*REQUIREMENT:* Copy the entries exactly. Their pictures do not belong in the copy.

**** DATA SUPPLIED ****

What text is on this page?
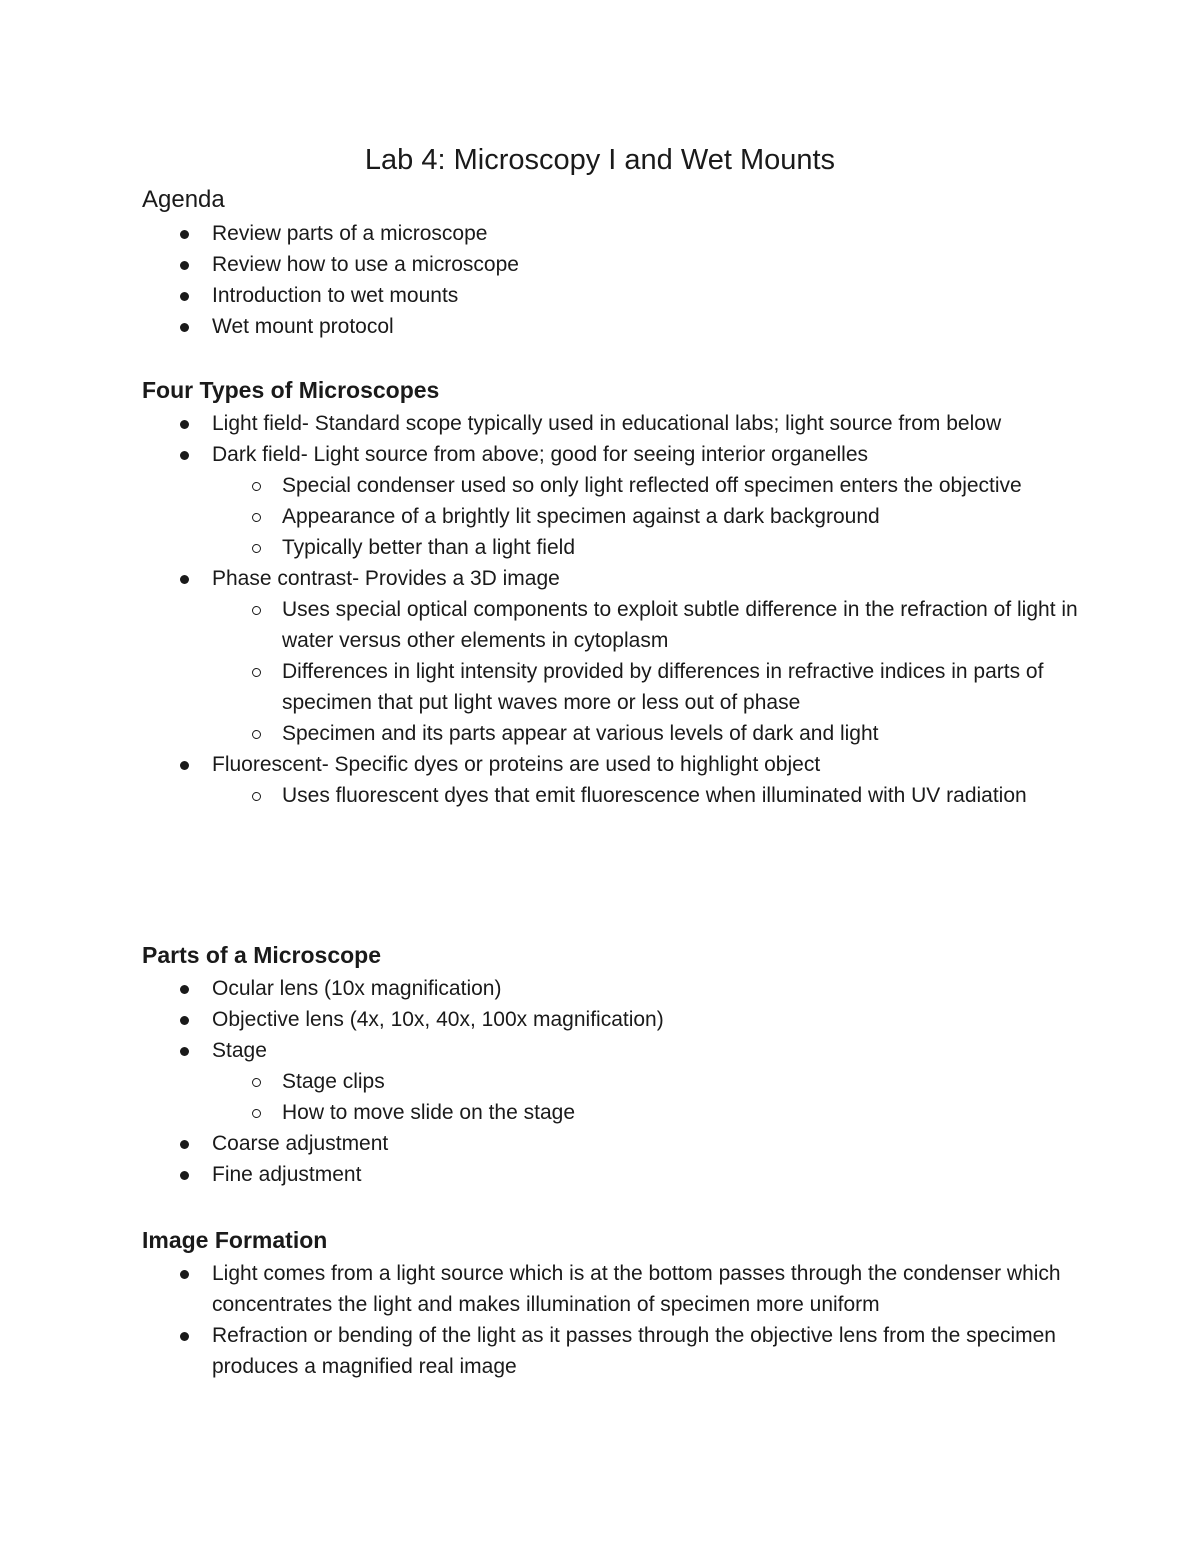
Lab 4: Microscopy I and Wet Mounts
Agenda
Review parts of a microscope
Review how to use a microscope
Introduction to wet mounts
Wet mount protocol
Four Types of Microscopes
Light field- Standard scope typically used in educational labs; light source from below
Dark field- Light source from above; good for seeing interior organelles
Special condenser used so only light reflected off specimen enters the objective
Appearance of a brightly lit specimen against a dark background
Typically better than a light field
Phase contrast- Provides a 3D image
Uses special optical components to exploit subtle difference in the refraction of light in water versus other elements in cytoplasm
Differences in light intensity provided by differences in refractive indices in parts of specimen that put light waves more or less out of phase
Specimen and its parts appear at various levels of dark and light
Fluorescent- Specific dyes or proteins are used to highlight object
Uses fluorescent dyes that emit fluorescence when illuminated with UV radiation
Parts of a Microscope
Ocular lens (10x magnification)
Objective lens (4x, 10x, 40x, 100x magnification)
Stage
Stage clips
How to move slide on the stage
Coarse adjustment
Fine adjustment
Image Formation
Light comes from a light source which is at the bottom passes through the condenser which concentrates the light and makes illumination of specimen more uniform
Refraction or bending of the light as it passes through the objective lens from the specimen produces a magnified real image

****

*RESPONSE AREA:*
What text is on this page?
Lab 4: Microscopy I and Wet Mounts
Agenda
Review parts of a microscope
Review how to use a microscope
Introduction to wet mounts
Wet mount protocol
Four Types of Microscopes
Light field- Standard scope typically used in educational labs; light source from below
Dark field- Light source from above; good for seeing interior organelles
Special condenser used so only light reflected off specimen enters the objective
Appearance of a brightly lit specimen against a dark background
Typically better than a light field
Phase contrast- Provides a 3D image
Uses special optical components to exploit subtle difference in the refraction of light in water versus other elements in cytoplasm
Differences in light intensity provided by differences in refractive indices in parts of specimen that put light waves more or less out of phase
Specimen and its parts appear at various levels of dark and light
Fluorescent- Specific dyes or proteins are used to highlight object
Uses fluorescent dyes that emit fluorescence when illuminated with UV radiation
Parts of a Microscope
Ocular lens (10x magnification)
Objective lens (4x, 10x, 40x, 100x magnification)
Stage
Stage clips
How to move slide on the stage
Coarse adjustment
Fine adjustment
Image Formation
Light comes from a light source which is at the bottom passes through the condenser which concentrates the light and makes illumination of specimen more uniform
Refraction or bending of the light as it passes through the objective lens from the specimen produces a magnified real image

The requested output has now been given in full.